The problem: Print the entries verbatim, leaving out the images they contain.

Supplied data:
□ □ □ □ □ □ □
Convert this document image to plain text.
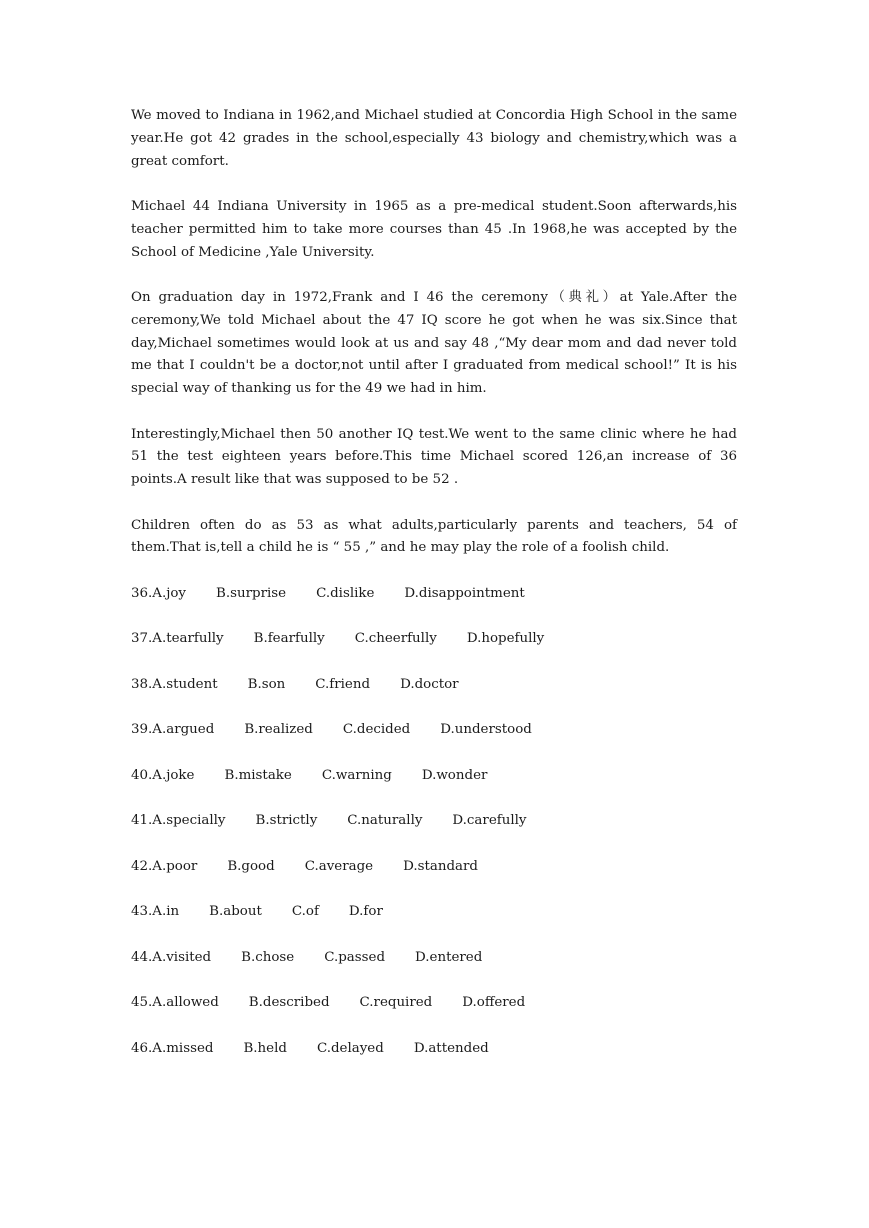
We moved to Indiana in 1962,and Michael studied at Concordia High School in the same year.He got 42 grades in the school,especially 43 biology and chemistry,which was a great comfort.

Michael 44 Indiana University in 1965 as a pre-medical student.Soon afterwards,his teacher permitted him to take more courses than 45 .In 1968,he was accepted by the School of Medicine ,Yale University.

On graduation day in 1972,Frank and I 46 the ceremony（典礼）at Yale.After the ceremony,We told Michael about the 47 IQ score he got when he was six.Since that day,Michael sometimes would look at us and say 48 ,“My dear mom and dad never told me that I couldn't be a doctor,not until after I graduated from medical school!” It is his special way of thanking us for the 49 we had in him.

Interestingly,Michael then 50 another IQ test.We went to the same clinic where he had 51 the test eighteen years before.This time Michael scored 126,an increase of 36 points.A result like that was supposed to be 52 .

Children often do as 53 as what adults,particularly parents and teachers, 54 of them.That is,tell a child he is “ 55 ,” and he may play the role of a foolish child.

36. A.joy B.surprise C.dislike D.disappointment
37. A.tearfully B.fearfully C.cheerfully D.hopefully
38. A.student B.son C.friend D.doctor
39. A.argued B.realized C.decided D.understood
40. A.joke B.mistake C.warning D.wonder
41. A.specially B.strictly C.naturally D.carefully
42. A.poor B.good C.average D.standard
43. A.in B.about C.of D.for
44. A.visited B.chose C.passed D.entered
45. A.allowed B.described C.required D.offered
46. A.missed B.held C.delayed D.attended
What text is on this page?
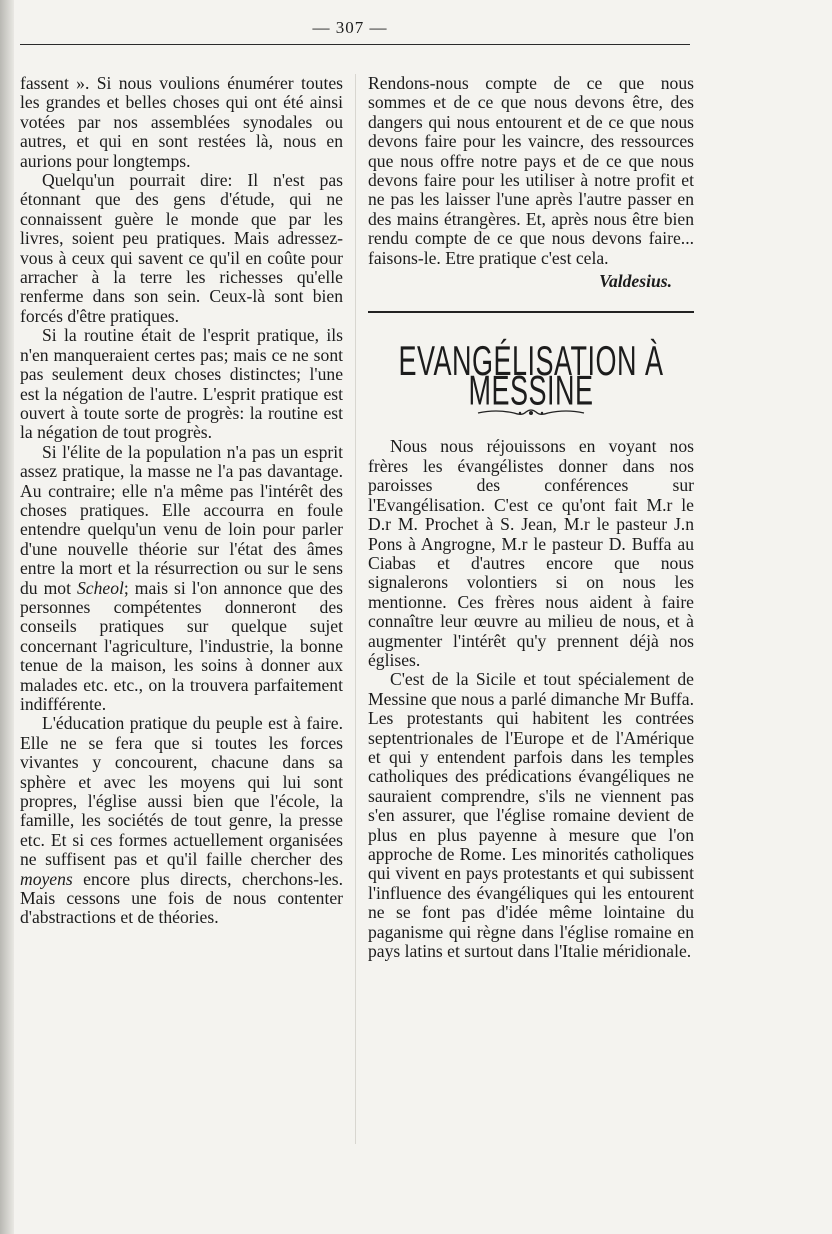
— 307 —

fassent ». Si nous voulions énumérer toutes les grandes et belles choses qui ont été ainsi votées par nos assemblées synodales ou autres, et qui en sont restées là, nous en aurions pour longtemps.

Quelqu'un pourrait dire: Il n'est pas étonnant que des gens d'étude, qui ne connaissent guère le monde que par les livres, soient peu pratiques. Mais adressez-vous à ceux qui savent ce qu'il en coûte pour arracher à la terre les richesses qu'elle renferme dans son sein. Ceux-là sont bien forcés d'être pratiques.

Si la routine était de l'esprit pratique, ils n'en manqueraient certes pas; mais ce ne sont pas seulement deux choses distinctes; l'une est la négation de l'autre. L'esprit pratique est ouvert à toute sorte de progrès: la routine est la négation de tout progrès.

Si l'élite de la population n'a pas un esprit assez pratique, la masse ne l'a pas davantage. Au contraire; elle n'a même pas l'intérêt des choses pratiques. Elle accourra en foule entendre quelqu'un venu de loin pour parler d'une nouvelle théorie sur l'état des âmes entre la mort et la résurrection ou sur le sens du mot Scheol; mais si l'on annonce que des personnes compétentes donneront des conseils pratiques sur quelque sujet concernant l'agriculture, l'industrie, la bonne tenue de la maison, les soins à donner aux malades etc. etc., on la trouvera parfaitement indifférente.

L'éducation pratique du peuple est à faire. Elle ne se fera que si toutes les forces vivantes y concourent, chacune dans sa sphère et avec les moyens qui lui sont propres, l'église aussi bien que l'école, la famille, les sociétés de tout genre, la presse etc. Et si ces formes actuellement organisées ne suffisent pas et qu'il faille chercher des moyens encore plus directs, cherchons-les. Mais cessons une fois de nous contenter d'abstractions et de théories.

Rendons-nous compte de ce que nous sommes et de ce que nous devons être, des dangers qui nous entourent et de ce que nous devons faire pour les vaincre, des ressources que nous offre notre pays et de ce que nous devons faire pour les utiliser à notre profit et ne pas les laisser l'une après l'autre passer en des mains étrangères. Et, après nous être bien rendu compte de ce que nous devons faire... faisons-le. Etre pratique c'est cela.

Valdesius.

EVANGÉLISATION À MESSINE

Nous nous réjouissons en voyant nos frères les évangélistes donner dans nos paroisses des conférences sur l'Evangélisation. C'est ce qu'ont fait M.r le D.r M. Prochet à S. Jean, M.r le pasteur J.n Pons à Angrogne, M.r le pasteur D. Buffa au Ciabas et d'autres encore que nous signalerons volontiers si on nous les mentionne. Ces frères nous aident à faire connaître leur œuvre au milieu de nous, et à augmenter l'intérêt qu'y prennent déjà nos églises.

C'est de la Sicile et tout spécialement de Messine que nous a parlé dimanche Mr Buffa. Les protestants qui habitent les contrées septentrionales de l'Europe et de l'Amérique et qui y entendent parfois dans les temples catholiques des prédications évangéliques ne sauraient comprendre, s'ils ne viennent pas s'en assurer, que l'église romaine devient de plus en plus payenne à mesure que l'on approche de Rome. Les minorités catholiques qui vivent en pays protestants et qui subissent l'influence des évangéliques qui les entourent ne se font pas d'idée même lointaine du paganisme qui règne dans l'église romaine en pays latins et surtout dans l'Italie méridionale.
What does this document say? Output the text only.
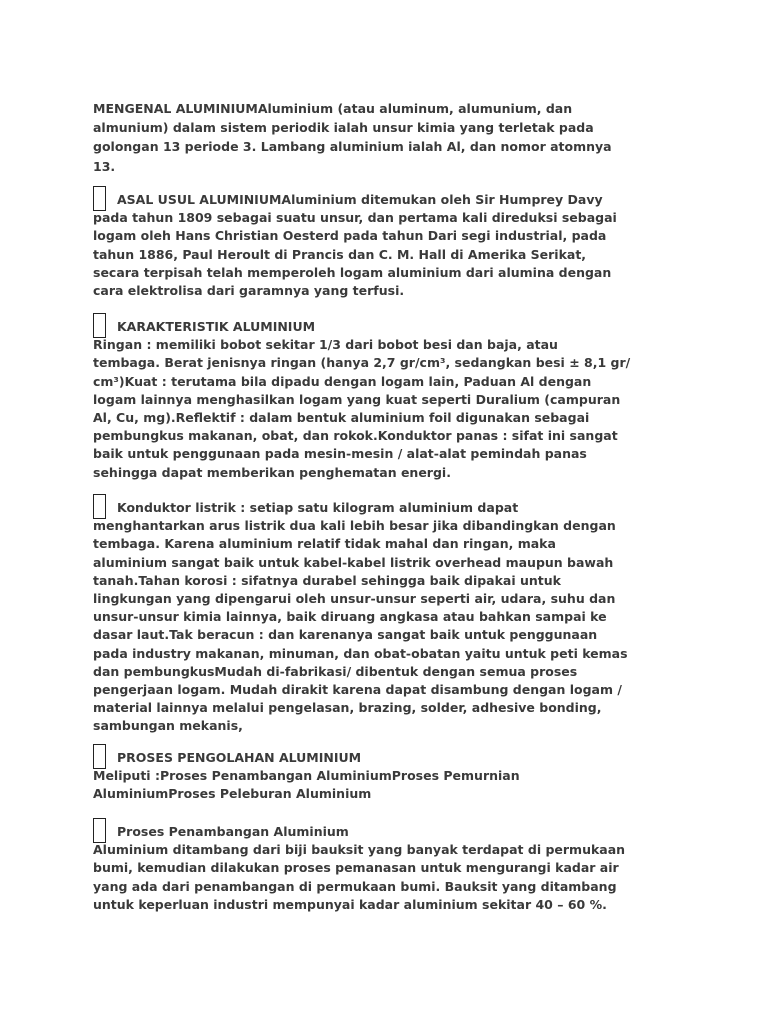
MENGENAL ALUMINIUMAluminium (atau aluminum, alumunium, dan
almunium) dalam sistem periodik ialah unsur kimia yang terletak pada
golongan 13 periode 3. Lambang aluminium ialah Al, dan nomor atomnya
13.
ASAL USUL ALUMINIUMAluminium ditemukan oleh Sir Humprey Davy
pada tahun 1809 sebagai suatu unsur, dan pertama kali direduksi sebagai
logam oleh Hans Christian Oesterd pada tahun Dari segi industrial, pada
tahun 1886, Paul Heroult di Prancis dan C. M. Hall di Amerika Serikat,
secara terpisah telah memperoleh logam aluminium dari alumina dengan
cara elektrolisa dari garamnya yang terfusi.
KARAKTERISTIK ALUMINIUM
Ringan : memiliki bobot sekitar 1/3 dari bobot besi dan baja, atau
tembaga. Berat jenisnya ringan (hanya 2,7 gr/cm³, sedangkan besi ± 8,1 gr/
cm³)Kuat : terutama bila dipadu dengan logam lain, Paduan Al dengan
logam lainnya menghasilkan logam yang kuat seperti Duralium (campuran
Al, Cu, mg).Reflektif : dalam bentuk aluminium foil digunakan sebagai
pembungkus makanan, obat, dan rokok.Konduktor panas : sifat ini sangat
baik untuk penggunaan pada mesin-mesin / alat-alat pemindah panas
sehingga dapat memberikan penghematan energi.
Konduktor listrik : setiap satu kilogram aluminium dapat
menghantarkan arus listrik dua kali lebih besar jika dibandingkan dengan
tembaga. Karena aluminium relatif tidak mahal dan ringan, maka
aluminium sangat baik untuk kabel-kabel listrik overhead maupun bawah
tanah.Tahan korosi : sifatnya durabel sehingga baik dipakai untuk
lingkungan yang dipengarui oleh unsur-unsur seperti air, udara, suhu dan
unsur-unsur kimia lainnya, baik diruang angkasa atau bahkan sampai ke
dasar laut.Tak beracun : dan karenanya sangat baik untuk penggunaan
pada industry makanan, minuman, dan obat-obatan yaitu untuk peti kemas
dan pembungkusMudah di-fabrikasi/ dibentuk dengan semua proses
pengerjaan logam. Mudah dirakit karena dapat disambung dengan logam /
material lainnya melalui pengelasan, brazing, solder, adhesive bonding,
sambungan mekanis,
PROSES PENGOLAHAN ALUMINIUM
Meliputi :Proses Penambangan AluminiumProses Pemurnian
AluminiumProses Peleburan Aluminium
Proses Penambangan Aluminium
Aluminium ditambang dari biji bauksit yang banyak terdapat di permukaan
bumi, kemudian dilakukan proses pemanasan untuk mengurangi kadar air
yang ada dari penambangan di permukaan bumi. Bauksit yang ditambang
untuk keperluan industri mempunyai kadar aluminium sekitar 40 – 60 %.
□ □ □ □ □ □ □
Response to the task:
Convert this document image to plain text.
We moved to Indiana in 1962,and Michael studied at Concordia High School in the same year.He got 42 grades in the school,especially 43 biology and chemistry,which was a great comfort.

Michael 44 Indiana University in 1965 as a pre-medical student.Soon afterwards,his teacher permitted him to take more courses than 45 .In 1968,he was accepted by the School of Medicine ,Yale University.

On graduation day in 1972,Frank and I 46 the ceremony（典礼）at Yale.After the ceremony,We told Michael about the 47 IQ score he got when he was six.Since that day,Michael sometimes would look at us and say 48 ,“My dear mom and dad never told me that I couldn't be a doctor,not until after I graduated from medical school!” It is his special way of thanking us for the 49 we had in him.

Interestingly,Michael then 50 another IQ test.We went to the same clinic where he had 51 the test eighteen years before.This time Michael scored 126,an increase of 36 points.A result like that was supposed to be 52 .

Children often do as 53 as what adults,particularly parents and teachers, 54 of them.That is,tell a child he is “ 55 ,” and he may play the role of a foolish child.

36. A.joy B.surprise C.dislike D.disappointment
37. A.tearfully B.fearfully C.cheerfully D.hopefully
38. A.student B.son C.friend D.doctor
39. A.argued B.realized C.decided D.understood
40. A.joke B.mistake C.warning D.wonder
41. A.specially B.strictly C.naturally D.carefully
42. A.poor B.good C.average D.standard
43. A.in B.about C.of D.for
44. A.visited B.chose C.passed D.entered
45. A.allowed B.described C.required D.offered
46. A.missed B.held C.delayed D.attended
What text is on this page?
— 307 —

fassent ». Si nous voulions énumérer toutes les grandes et belles choses qui ont été ainsi votées par nos assemblées synodales ou autres, et qui en sont restées là, nous en aurions pour longtemps.

Quelqu'un pourrait dire: Il n'est pas étonnant que des gens d'étude, qui ne connaissent guère le monde que par les livres, soient peu pratiques. Mais adressez-vous à ceux qui savent ce qu'il en coûte pour arracher à la terre les richesses qu'elle renferme dans son sein. Ceux-là sont bien forcés d'être pratiques.

Si la routine était de l'esprit pratique, ils n'en manqueraient certes pas; mais ce ne sont pas seulement deux choses distinctes; l'une est la négation de l'autre. L'esprit pratique est ouvert à toute sorte de progrès: la routine est la négation de tout progrès.

Si l'élite de la population n'a pas un esprit assez pratique, la masse ne l'a pas davantage. Au contraire; elle n'a même pas l'intérêt des choses pratiques. Elle accourra en foule entendre quelqu'un venu de loin pour parler d'une nouvelle théorie sur l'état des âmes entre la mort et la résurrection ou sur le sens du mot Scheol; mais si l'on annonce que des personnes compétentes donneront des conseils pratiques sur quelque sujet concernant l'agriculture, l'industrie, la bonne tenue de la maison, les soins à donner aux malades etc. etc., on la trouvera parfaitement indifférente.

L'éducation pratique du peuple est à faire. Elle ne se fera que si toutes les forces vivantes y concourent, chacune dans sa sphère et avec les moyens qui lui sont propres, l'église aussi bien que l'école, la famille, les sociétés de tout genre, la presse etc. Et si ces formes actuellement organisées ne suffisent pas et qu'il faille chercher des moyens encore plus directs, cherchons-les. Mais cessons une fois de nous contenter d'abstractions et de théories.

Rendons-nous compte de ce que nous sommes et de ce que nous devons être, des dangers qui nous entourent et de ce que nous devons faire pour les vaincre, des ressources que nous offre notre pays et de ce que nous devons faire pour les utiliser à notre profit et ne pas les laisser l'une après l'autre passer en des mains étrangères. Et, après nous être bien rendu compte de ce que nous devons faire... faisons-le. Etre pratique c'est cela.

Valdesius.

EVANGÉLISATION À MESSINE

Nous nous réjouissons en voyant nos frères les évangélistes donner dans nos paroisses des conférences sur l'Evangélisation. C'est ce qu'ont fait M.r le D.r M. Prochet à S. Jean, M.r le pasteur J.n Pons à Angrogne, M.r le pasteur D. Buffa au Ciabas et d'autres encore que nous signalerons volontiers si on nous les mentionne. Ces frères nous aident à faire connaître leur œuvre au milieu de nous, et à augmenter l'intérêt qu'y prennent déjà nos églises.

C'est de la Sicile et tout spécialement de Messine que nous a parlé dimanche Mr Buffa. Les protestants qui habitent les contrées septentrionales de l'Europe et de l'Amérique et qui y entendent parfois dans les temples catholiques des prédications évangéliques ne sauraient comprendre, s'ils ne viennent pas s'en assurer, que l'église romaine devient de plus en plus payenne à mesure que l'on approche de Rome. Les minorités catholiques qui vivent en pays protestants et qui subissent l'influence des évangéliques qui les entourent ne se font pas d'idée même lointaine du paganisme qui règne dans l'église romaine en pays latins et surtout dans l'Italie méridionale.
What does this document say? Output the text only.
MENGENAL ALUMINIUMAluminium (atau aluminum, alumunium, dan
almunium) dalam sistem periodik ialah unsur kimia yang terletak pada
golongan 13 periode 3. Lambang aluminium ialah Al, dan nomor atomnya
13.
ASAL USUL ALUMINIUMAluminium ditemukan oleh Sir Humprey Davy
pada tahun 1809 sebagai suatu unsur, dan pertama kali direduksi sebagai
logam oleh Hans Christian Oesterd pada tahun Dari segi industrial, pada
tahun 1886, Paul Heroult di Prancis dan C. M. Hall di Amerika Serikat,
secara terpisah telah memperoleh logam aluminium dari alumina dengan
cara elektrolisa dari garamnya yang terfusi.
KARAKTERISTIK ALUMINIUM
Ringan : memiliki bobot sekitar 1/3 dari bobot besi dan baja, atau
tembaga. Berat jenisnya ringan (hanya 2,7 gr/cm³, sedangkan besi ± 8,1 gr/
cm³)Kuat : terutama bila dipadu dengan logam lain, Paduan Al dengan
logam lainnya menghasilkan logam yang kuat seperti Duralium (campuran
Al, Cu, mg).Reflektif : dalam bentuk aluminium foil digunakan sebagai
pembungkus makanan, obat, dan rokok.Konduktor panas : sifat ini sangat
baik untuk penggunaan pada mesin-mesin / alat-alat pemindah panas
sehingga dapat memberikan penghematan energi.
Konduktor listrik : setiap satu kilogram aluminium dapat
menghantarkan arus listrik dua kali lebih besar jika dibandingkan dengan
tembaga. Karena aluminium relatif tidak mahal dan ringan, maka
aluminium sangat baik untuk kabel-kabel listrik overhead maupun bawah
tanah.Tahan korosi : sifatnya durabel sehingga baik dipakai untuk
lingkungan yang dipengarui oleh unsur-unsur seperti air, udara, suhu dan
unsur-unsur kimia lainnya, baik diruang angkasa atau bahkan sampai ke
dasar laut.Tak beracun : dan karenanya sangat baik untuk penggunaan
pada industry makanan, minuman, dan obat-obatan yaitu untuk peti kemas
dan pembungkusMudah di-fabrikasi/ dibentuk dengan semua proses
pengerjaan logam. Mudah dirakit karena dapat disambung dengan logam /
material lainnya melalui pengelasan, brazing, solder, adhesive bonding,
sambungan mekanis,
PROSES PENGOLAHAN ALUMINIUM
Meliputi :Proses Penambangan AluminiumProses Pemurnian
AluminiumProses Peleburan Aluminium
Proses Penambangan Aluminium
Aluminium ditambang dari biji bauksit yang banyak terdapat di permukaan
bumi, kemudian dilakukan proses pemanasan untuk mengurangi kadar air
yang ada dari penambangan di permukaan bumi. Bauksit yang ditambang
untuk keperluan industri mempunyai kadar aluminium sekitar 40 – 60 %.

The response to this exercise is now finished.